→ **Written instruction**
Each entry below must be repeated exactly, with pictures left out.

--- Provided records ---

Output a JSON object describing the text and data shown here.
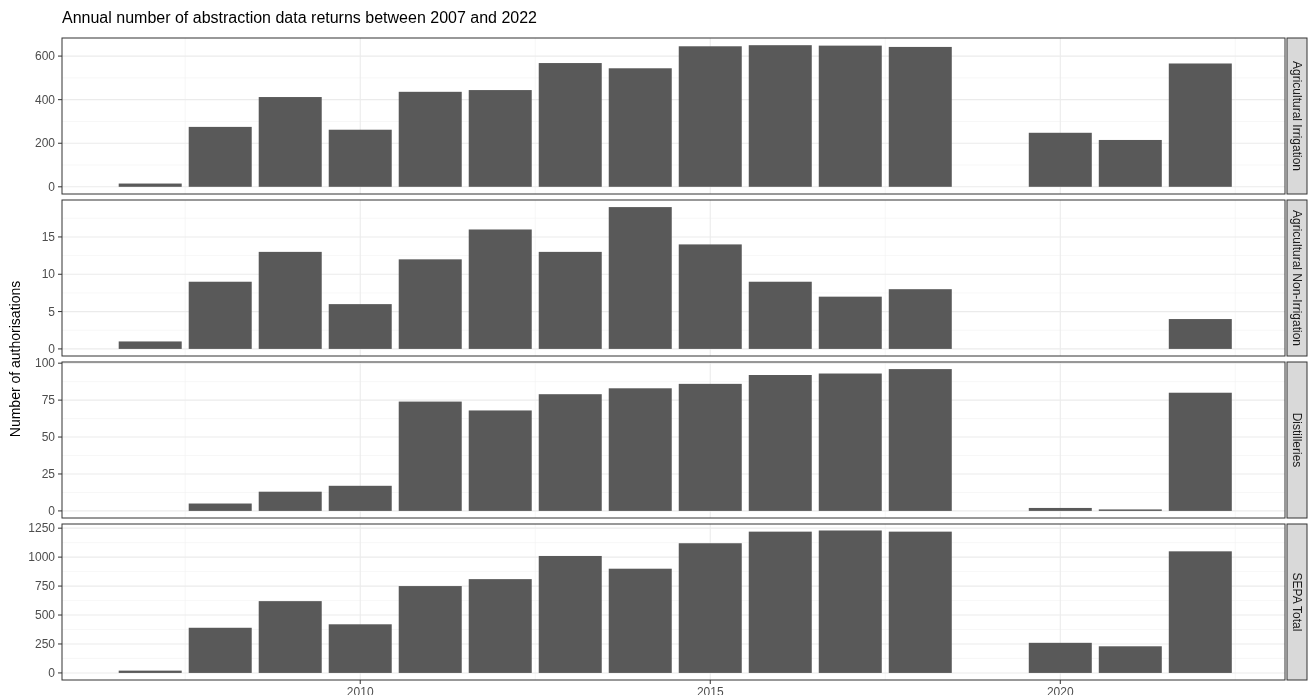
{
  "chart_data": [
    {
      "type": "bar",
      "title": "Annual number of abstraction data returns between 2007 and 2022",
      "xlim": [
        2005.74,
        2023.21
      ],
      "xticks": [
        2010,
        2015,
        2020
      ],
      "ylim": [
        -33,
        683
      ],
      "yticks": [
        0,
        200,
        400,
        600
      ],
      "grid": true,
      "tick_labels": "y",
      "series": [
        {
          "name": "Agricultural Irrigation",
          "color": "#595959",
          "x": [
            2007,
            2008,
            2009,
            2010,
            2011,
            2012,
            2013,
            2014,
            2015,
            2016,
            2017,
            2018,
            2020,
            2021,
            2022
          ],
          "values": [
            15,
            275,
            412,
            262,
            436,
            444,
            568,
            544,
            645,
            650,
            648,
            642,
            248,
            215,
            566
          ]
        }
      ]
    },
    {
      "type": "bar",
      "ylabel": "Number of authorisations",
      "xlim": [
        2005.74,
        2023.21
      ],
      "xticks": [
        2010,
        2015,
        2020
      ],
      "ylim": [
        -0.95,
        19.95
      ],
      "yticks": [
        0,
        5,
        10,
        15
      ],
      "grid": true,
      "tick_labels": "y",
      "series": [
        {
          "name": "Agricultural Non-Irrigation",
          "color": "#595959",
          "x": [
            2007,
            2008,
            2009,
            2010,
            2011,
            2012,
            2013,
            2014,
            2015,
            2016,
            2017,
            2018,
            2022
          ],
          "values": [
            1,
            9,
            13,
            6,
            12,
            16,
            13,
            19,
            14,
            9,
            7,
            8,
            4
          ]
        }
      ]
    },
    {
      "type": "bar",
      "xlim": [
        2005.74,
        2023.21
      ],
      "xticks": [
        2010,
        2015,
        2020
      ],
      "ylim": [
        -4.8,
        100.8
      ],
      "yticks": [
        0,
        25,
        50,
        75,
        100
      ],
      "grid": true,
      "tick_labels": "y",
      "series": [
        {
          "name": "Distilleries",
          "color": "#595959",
          "x": [
            2008,
            2009,
            2010,
            2011,
            2012,
            2013,
            2014,
            2015,
            2016,
            2017,
            2018,
            2020,
            2021,
            2022
          ],
          "values": [
            5,
            13,
            17,
            74,
            68,
            79,
            83,
            86,
            92,
            93,
            96,
            2,
            1,
            80
          ]
        }
      ]
    },
    {
      "type": "bar",
      "xlim": [
        2005.74,
        2023.21
      ],
      "xticks": [
        2010,
        2015,
        2020
      ],
      "ylim": [
        -61,
        1286
      ],
      "yticks": [
        0,
        250,
        500,
        750,
        1000,
        1250
      ],
      "grid": true,
      "series": [
        {
          "name": "SEPA Total",
          "color": "#595959",
          "x": [
            2007,
            2008,
            2009,
            2010,
            2011,
            2012,
            2013,
            2014,
            2015,
            2016,
            2017,
            2018,
            2020,
            2021,
            2022
          ],
          "values": [
            20,
            390,
            620,
            420,
            750,
            810,
            1010,
            900,
            1120,
            1220,
            1230,
            1220,
            260,
            230,
            1050
          ]
        }
      ]
    }
  ]
}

---

→ **Response**
Output a JSON object describing the text and data shown here.
{
  "chart_data": [
    {
      "type": "bar",
      "title": "Annual number of abstraction data returns between 2007 and 2022",
      "xlim": [
        2005.74,
        2023.21
      ],
      "xticks": [
        2010,
        2015,
        2020
      ],
      "ylim": [
        -33,
        683
      ],
      "yticks": [
        0,
        200,
        400,
        600
      ],
      "grid": true,
      "tick_labels": "y",
      "series": [
        {
          "name": "Agricultural Irrigation",
          "color": "#595959",
          "x": [
            2007,
            2008,
            2009,
            2010,
            2011,
            2012,
            2013,
            2014,
            2015,
            2016,
            2017,
            2018,
            2020,
            2021,
            2022
          ],
          "values": [
            15,
            275,
            412,
            262,
            436,
            444,
            568,
            544,
            645,
            650,
            648,
            642,
            248,
            215,
            566
          ]
        }
      ]
    },
    {
      "type": "bar",
      "ylabel": "Number of authorisations",
      "xlim": [
        2005.74,
        2023.21
      ],
      "xticks": [
        2010,
        2015,
        2020
      ],
      "ylim": [
        -0.95,
        19.95
      ],
      "yticks": [
        0,
        5,
        10,
        15
      ],
      "grid": true,
      "tick_labels": "y",
      "series": [
        {
          "name": "Agricultural Non-Irrigation",
          "color": "#595959",
          "x": [
            2007,
            2008,
            2009,
            2010,
            2011,
            2012,
            2013,
            2014,
            2015,
            2016,
            2017,
            2018,
            2022
          ],
          "values": [
            1,
            9,
            13,
            6,
            12,
            16,
            13,
            19,
            14,
            9,
            7,
            8,
            4
          ]
        }
      ]
    },
    {
      "type": "bar",
      "xlim": [
        2005.74,
        2023.21
      ],
      "xticks": [
        2010,
        2015,
        2020
      ],
      "ylim": [
        -4.8,
        100.8
      ],
      "yticks": [
        0,
        25,
        50,
        75,
        100
      ],
      "grid": true,
      "tick_labels": "y",
      "series": [
        {
          "name": "Distilleries",
          "color": "#595959",
          "x": [
            2008,
            2009,
            2010,
            2011,
            2012,
            2013,
            2014,
            2015,
            2016,
            2017,
            2018,
            2020,
            2021,
            2022
          ],
          "values": [
            5,
            13,
            17,
            74,
            68,
            79,
            83,
            86,
            92,
            93,
            96,
            2,
            1,
            80
          ]
        }
      ]
    },
    {
      "type": "bar",
      "xlim": [
        2005.74,
        2023.21
      ],
      "xticks": [
        2010,
        2015,
        2020
      ],
      "ylim": [
        -61,
        1286
      ],
      "yticks": [
        0,
        250,
        500,
        750,
        1000,
        1250
      ],
      "grid": true,
      "series": [
        {
          "name": "SEPA Total",
          "color": "#595959",
          "x": [
            2007,
            2008,
            2009,
            2010,
            2011,
            2012,
            2013,
            2014,
            2015,
            2016,
            2017,
            2018,
            2020,
            2021,
            2022
          ],
          "values": [
            20,
            390,
            620,
            420,
            750,
            810,
            1010,
            900,
            1120,
            1220,
            1230,
            1220,
            260,
            230,
            1050
          ]
        }
      ]
    }
  ]
}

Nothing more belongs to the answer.